## START

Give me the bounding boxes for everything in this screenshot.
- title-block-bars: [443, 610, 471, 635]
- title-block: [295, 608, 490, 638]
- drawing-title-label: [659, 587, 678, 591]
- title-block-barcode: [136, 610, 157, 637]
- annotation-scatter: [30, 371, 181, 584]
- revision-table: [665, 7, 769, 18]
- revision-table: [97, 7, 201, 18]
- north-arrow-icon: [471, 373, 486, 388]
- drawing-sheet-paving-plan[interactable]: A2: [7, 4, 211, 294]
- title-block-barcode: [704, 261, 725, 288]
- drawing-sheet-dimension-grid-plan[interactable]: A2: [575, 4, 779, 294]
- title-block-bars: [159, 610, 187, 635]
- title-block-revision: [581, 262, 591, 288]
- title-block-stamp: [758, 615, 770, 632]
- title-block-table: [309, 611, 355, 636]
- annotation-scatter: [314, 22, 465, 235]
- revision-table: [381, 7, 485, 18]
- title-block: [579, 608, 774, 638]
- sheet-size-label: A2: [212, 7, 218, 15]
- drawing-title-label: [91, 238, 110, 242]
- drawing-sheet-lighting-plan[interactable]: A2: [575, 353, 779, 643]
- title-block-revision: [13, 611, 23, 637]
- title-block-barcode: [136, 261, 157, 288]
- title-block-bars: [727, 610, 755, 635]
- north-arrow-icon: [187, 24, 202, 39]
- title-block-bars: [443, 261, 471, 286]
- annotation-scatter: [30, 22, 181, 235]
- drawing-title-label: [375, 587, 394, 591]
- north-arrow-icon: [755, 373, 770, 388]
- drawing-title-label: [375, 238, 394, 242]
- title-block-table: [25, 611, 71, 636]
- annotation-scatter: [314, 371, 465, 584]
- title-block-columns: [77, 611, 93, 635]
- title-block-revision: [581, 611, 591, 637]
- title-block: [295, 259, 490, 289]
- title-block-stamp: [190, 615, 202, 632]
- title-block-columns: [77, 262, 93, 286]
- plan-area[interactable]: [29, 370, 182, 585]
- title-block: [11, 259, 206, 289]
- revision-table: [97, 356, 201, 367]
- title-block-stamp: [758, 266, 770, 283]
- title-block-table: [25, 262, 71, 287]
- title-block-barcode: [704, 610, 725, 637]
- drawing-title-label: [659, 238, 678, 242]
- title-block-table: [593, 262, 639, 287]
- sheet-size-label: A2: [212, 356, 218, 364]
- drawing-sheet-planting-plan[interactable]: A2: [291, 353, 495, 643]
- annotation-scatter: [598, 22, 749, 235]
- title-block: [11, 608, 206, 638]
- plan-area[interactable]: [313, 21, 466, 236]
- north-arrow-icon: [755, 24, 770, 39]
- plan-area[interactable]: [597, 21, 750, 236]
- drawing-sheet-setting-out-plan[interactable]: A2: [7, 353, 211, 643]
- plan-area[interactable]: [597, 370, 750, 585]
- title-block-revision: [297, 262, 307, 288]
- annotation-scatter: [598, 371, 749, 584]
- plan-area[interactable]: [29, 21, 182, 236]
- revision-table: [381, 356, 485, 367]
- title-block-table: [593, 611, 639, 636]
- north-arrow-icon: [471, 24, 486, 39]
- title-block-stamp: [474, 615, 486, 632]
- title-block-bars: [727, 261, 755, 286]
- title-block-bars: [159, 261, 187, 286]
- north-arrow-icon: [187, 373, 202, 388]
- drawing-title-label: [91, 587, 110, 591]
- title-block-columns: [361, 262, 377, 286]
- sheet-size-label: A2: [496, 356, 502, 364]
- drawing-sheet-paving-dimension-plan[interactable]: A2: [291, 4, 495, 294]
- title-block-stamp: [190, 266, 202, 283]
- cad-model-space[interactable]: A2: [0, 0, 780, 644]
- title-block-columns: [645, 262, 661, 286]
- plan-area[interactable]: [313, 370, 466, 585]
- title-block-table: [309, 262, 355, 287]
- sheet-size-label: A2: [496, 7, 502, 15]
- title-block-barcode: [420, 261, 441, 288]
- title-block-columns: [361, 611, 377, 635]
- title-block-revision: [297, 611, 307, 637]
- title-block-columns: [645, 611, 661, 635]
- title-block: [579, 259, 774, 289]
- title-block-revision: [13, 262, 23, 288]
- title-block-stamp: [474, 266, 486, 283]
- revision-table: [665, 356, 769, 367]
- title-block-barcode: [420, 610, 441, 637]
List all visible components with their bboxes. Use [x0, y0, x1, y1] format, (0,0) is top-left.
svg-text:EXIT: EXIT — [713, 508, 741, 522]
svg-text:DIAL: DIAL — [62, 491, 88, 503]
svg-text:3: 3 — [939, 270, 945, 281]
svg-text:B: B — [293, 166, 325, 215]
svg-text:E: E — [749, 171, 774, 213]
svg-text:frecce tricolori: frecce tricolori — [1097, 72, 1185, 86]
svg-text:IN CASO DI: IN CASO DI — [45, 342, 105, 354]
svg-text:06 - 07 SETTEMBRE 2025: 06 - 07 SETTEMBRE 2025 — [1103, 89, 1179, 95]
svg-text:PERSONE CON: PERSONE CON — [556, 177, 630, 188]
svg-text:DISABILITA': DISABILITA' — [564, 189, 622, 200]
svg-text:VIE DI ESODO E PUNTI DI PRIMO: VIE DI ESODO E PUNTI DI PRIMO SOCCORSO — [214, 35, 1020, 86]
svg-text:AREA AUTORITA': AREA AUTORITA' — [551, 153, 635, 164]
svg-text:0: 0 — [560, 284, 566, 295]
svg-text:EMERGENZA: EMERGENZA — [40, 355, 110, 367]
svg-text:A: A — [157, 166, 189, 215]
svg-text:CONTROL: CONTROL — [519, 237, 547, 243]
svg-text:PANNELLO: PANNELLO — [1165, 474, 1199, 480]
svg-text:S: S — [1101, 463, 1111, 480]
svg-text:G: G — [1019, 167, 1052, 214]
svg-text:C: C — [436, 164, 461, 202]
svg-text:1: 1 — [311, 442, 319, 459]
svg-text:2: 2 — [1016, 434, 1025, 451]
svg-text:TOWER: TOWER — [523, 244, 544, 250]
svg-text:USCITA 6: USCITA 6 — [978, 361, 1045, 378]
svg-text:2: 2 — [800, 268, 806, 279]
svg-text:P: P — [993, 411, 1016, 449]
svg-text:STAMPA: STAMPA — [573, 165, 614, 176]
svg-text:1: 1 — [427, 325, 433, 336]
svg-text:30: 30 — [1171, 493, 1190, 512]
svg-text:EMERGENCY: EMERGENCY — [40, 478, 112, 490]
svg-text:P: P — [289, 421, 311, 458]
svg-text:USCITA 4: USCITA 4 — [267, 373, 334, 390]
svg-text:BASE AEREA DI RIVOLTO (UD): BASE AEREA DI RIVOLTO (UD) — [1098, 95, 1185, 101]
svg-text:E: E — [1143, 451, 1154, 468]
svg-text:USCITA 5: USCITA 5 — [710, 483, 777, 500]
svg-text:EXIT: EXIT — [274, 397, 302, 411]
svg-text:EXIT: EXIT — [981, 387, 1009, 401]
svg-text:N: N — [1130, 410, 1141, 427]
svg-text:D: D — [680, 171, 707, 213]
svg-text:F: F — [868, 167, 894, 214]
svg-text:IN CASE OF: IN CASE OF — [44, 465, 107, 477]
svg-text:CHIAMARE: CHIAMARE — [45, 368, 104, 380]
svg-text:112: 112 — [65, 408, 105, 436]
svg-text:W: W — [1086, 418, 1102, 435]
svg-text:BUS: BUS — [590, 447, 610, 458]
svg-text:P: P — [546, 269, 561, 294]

## END

AIM: Rewrite the data from its first line through the line containing "- title-block-barcode: [704, 261, 725, 288]", substituting "compass-icon" for "north-arrow-icon" and changing nothing else.

TASK ANSWER:
Give me the bounding boxes for everything in this screenshot.
- title-block-bars: [443, 610, 471, 635]
- title-block: [295, 608, 490, 638]
- drawing-title-label: [659, 587, 678, 591]
- title-block-barcode: [136, 610, 157, 637]
- annotation-scatter: [30, 371, 181, 584]
- revision-table: [665, 7, 769, 18]
- revision-table: [97, 7, 201, 18]
- compass-icon: [471, 373, 486, 388]
- drawing-sheet-paving-plan[interactable]: A2: [7, 4, 211, 294]
- title-block-barcode: [704, 261, 725, 288]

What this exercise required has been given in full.